Scan the entries below. List each line with "complete".
— start Data supplied —
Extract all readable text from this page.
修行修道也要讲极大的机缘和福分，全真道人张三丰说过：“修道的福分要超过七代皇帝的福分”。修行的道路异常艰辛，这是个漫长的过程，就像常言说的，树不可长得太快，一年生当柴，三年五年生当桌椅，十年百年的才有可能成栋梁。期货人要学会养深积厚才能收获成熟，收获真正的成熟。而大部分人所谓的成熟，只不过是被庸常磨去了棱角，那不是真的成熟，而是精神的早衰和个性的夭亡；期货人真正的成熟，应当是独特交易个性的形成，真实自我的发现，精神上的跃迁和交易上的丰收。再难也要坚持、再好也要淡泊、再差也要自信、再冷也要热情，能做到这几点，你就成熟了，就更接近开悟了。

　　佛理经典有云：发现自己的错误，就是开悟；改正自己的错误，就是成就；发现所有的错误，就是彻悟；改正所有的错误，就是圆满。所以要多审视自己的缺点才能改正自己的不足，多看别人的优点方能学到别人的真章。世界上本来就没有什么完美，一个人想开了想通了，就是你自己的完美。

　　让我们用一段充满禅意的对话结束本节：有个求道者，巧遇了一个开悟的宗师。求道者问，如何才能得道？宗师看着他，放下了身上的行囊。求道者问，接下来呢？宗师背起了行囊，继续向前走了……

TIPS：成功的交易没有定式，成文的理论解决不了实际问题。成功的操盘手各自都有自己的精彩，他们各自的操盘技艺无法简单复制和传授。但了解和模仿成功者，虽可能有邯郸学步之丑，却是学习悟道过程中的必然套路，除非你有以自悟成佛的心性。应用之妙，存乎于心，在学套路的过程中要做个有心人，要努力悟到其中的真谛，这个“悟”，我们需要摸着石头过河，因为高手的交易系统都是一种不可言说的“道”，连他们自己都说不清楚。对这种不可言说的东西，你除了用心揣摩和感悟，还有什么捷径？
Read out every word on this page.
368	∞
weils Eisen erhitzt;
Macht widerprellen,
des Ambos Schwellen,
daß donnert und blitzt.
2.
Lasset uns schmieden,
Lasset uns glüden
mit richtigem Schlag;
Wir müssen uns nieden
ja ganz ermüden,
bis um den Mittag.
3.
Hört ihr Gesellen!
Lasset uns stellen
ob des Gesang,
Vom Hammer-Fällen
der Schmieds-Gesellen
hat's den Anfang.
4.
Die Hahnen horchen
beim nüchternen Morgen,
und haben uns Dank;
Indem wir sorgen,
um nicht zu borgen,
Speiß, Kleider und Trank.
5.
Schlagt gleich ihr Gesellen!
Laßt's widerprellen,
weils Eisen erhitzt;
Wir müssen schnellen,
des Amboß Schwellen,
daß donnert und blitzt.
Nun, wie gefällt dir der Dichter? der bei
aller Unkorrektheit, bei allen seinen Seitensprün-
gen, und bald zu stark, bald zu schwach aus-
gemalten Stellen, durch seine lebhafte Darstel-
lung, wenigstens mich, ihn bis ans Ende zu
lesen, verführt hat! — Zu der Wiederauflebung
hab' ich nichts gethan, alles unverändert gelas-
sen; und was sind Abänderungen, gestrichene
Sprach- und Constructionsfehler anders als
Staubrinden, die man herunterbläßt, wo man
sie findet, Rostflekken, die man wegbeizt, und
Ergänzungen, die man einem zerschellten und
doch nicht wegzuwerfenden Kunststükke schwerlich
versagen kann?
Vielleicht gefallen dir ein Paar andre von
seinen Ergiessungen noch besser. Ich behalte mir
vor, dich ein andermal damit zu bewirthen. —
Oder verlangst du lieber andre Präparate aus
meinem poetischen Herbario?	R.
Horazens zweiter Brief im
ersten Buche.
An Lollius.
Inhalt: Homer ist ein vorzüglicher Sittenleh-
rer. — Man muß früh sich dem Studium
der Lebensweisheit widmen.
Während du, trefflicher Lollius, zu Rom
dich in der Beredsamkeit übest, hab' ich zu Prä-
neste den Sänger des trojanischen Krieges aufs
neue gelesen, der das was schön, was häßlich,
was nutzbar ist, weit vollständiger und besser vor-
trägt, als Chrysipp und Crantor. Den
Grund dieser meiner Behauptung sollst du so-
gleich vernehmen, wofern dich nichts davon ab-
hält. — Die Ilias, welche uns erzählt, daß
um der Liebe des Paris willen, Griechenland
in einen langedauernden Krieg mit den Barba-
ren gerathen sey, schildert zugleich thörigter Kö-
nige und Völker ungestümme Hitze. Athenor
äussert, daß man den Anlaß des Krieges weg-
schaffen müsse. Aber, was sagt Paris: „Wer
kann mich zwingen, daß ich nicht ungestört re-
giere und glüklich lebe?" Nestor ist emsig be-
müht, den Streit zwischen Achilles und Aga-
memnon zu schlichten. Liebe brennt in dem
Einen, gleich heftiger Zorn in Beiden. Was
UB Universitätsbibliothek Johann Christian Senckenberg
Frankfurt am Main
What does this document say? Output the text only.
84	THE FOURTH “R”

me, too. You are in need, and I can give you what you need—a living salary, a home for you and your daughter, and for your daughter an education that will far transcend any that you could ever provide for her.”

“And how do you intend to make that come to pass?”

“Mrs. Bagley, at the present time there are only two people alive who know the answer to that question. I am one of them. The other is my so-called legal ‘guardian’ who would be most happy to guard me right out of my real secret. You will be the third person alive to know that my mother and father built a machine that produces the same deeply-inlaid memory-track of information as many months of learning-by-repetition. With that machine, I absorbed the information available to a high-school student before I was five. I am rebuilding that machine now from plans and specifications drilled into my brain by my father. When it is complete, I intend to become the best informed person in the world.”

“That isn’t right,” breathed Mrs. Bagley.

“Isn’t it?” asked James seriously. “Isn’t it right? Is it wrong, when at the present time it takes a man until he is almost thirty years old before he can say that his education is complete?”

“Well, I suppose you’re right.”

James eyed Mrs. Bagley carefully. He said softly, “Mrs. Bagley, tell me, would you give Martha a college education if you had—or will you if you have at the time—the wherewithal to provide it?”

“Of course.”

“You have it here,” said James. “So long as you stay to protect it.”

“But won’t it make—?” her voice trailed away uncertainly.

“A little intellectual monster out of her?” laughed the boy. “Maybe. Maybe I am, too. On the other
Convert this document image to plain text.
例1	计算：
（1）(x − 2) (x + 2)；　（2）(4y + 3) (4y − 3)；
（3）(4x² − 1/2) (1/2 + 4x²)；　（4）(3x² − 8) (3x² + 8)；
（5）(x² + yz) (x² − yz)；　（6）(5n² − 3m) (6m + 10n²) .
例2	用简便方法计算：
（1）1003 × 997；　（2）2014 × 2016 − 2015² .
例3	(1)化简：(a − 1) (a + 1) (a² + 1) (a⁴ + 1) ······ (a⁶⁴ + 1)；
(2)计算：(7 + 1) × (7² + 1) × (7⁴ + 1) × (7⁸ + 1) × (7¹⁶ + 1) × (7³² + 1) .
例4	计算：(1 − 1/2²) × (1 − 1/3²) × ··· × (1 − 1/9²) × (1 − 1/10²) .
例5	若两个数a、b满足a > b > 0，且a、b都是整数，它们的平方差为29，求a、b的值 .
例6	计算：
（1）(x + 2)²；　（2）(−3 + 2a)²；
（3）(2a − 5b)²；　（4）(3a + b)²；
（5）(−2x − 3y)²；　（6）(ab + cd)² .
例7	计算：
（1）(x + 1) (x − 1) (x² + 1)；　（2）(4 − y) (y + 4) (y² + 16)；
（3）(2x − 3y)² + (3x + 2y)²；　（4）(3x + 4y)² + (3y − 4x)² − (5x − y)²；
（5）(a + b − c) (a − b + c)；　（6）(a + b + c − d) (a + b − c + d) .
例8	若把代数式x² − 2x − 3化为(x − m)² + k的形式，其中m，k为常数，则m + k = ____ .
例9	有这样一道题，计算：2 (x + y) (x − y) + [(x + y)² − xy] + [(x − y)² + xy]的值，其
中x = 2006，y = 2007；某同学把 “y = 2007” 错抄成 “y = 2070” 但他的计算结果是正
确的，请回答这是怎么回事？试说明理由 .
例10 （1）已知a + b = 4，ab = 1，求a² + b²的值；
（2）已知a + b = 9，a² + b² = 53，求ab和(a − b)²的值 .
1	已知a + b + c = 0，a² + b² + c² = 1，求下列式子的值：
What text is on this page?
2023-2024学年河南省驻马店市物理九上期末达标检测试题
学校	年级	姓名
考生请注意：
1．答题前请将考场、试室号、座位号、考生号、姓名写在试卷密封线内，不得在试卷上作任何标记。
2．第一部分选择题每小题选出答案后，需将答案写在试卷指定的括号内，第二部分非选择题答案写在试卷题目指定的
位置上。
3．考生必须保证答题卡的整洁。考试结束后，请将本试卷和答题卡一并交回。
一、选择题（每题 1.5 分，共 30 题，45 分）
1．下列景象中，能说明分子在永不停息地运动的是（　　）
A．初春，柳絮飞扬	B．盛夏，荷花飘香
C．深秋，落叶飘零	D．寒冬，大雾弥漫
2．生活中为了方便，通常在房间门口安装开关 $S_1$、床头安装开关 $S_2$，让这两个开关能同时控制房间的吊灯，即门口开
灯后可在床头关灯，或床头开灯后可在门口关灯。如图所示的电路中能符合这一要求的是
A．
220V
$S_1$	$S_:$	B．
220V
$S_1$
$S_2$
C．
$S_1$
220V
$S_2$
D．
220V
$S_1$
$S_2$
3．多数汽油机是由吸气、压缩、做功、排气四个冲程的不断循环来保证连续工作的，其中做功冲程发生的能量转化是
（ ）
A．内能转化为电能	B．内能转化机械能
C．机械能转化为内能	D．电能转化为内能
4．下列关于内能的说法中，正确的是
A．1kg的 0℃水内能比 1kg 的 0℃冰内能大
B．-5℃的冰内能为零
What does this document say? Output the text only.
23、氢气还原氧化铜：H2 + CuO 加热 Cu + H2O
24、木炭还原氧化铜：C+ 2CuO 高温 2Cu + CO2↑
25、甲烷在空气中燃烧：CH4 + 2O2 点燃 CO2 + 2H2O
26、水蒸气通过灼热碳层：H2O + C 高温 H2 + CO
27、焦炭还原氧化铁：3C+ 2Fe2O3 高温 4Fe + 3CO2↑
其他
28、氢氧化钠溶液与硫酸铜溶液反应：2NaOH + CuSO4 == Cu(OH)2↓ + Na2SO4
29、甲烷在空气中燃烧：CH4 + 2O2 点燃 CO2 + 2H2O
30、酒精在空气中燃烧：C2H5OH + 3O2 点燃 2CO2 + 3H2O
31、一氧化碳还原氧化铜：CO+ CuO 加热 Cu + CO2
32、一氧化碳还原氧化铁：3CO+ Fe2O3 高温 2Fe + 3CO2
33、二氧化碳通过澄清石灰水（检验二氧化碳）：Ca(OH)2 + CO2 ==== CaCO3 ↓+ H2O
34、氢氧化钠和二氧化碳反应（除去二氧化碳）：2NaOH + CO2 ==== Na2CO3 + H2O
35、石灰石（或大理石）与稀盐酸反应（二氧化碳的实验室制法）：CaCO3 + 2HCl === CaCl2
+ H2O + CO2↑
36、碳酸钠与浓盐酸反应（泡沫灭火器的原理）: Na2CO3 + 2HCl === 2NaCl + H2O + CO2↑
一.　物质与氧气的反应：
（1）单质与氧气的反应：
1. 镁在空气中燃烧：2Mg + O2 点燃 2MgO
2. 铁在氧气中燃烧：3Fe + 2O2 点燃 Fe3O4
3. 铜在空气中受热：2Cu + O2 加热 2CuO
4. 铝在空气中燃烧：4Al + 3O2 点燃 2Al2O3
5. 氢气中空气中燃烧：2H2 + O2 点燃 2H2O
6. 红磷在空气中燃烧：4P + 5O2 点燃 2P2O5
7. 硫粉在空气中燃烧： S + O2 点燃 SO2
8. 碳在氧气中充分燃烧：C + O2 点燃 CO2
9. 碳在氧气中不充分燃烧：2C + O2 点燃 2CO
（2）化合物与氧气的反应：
— end Data supplied —
Correct response:
“Mrs. Bagley, at the present time there are only two people alive who know the answer to that question. I am one of them. The other is my so-called legal ‘guardian’ who would be most happy to guard me right out of my real secret. You will be the third person alive to know that my mother and father built a machine that produces the same deeply-inlaid memory-track of information as many months of learning-by-repetition. With that machine, I absorbed the information available to a high-school student before I was five. I am rebuilding that machine now from plans and specifications drilled into my brain by my father. When it is complete, I intend to become the best informed person in the world.”
“Isn’t it?” asked James seriously. “Isn’t it right? Is it wrong, when at the present time it takes a man until he is almost thirty years old before he can say that his education is complete?”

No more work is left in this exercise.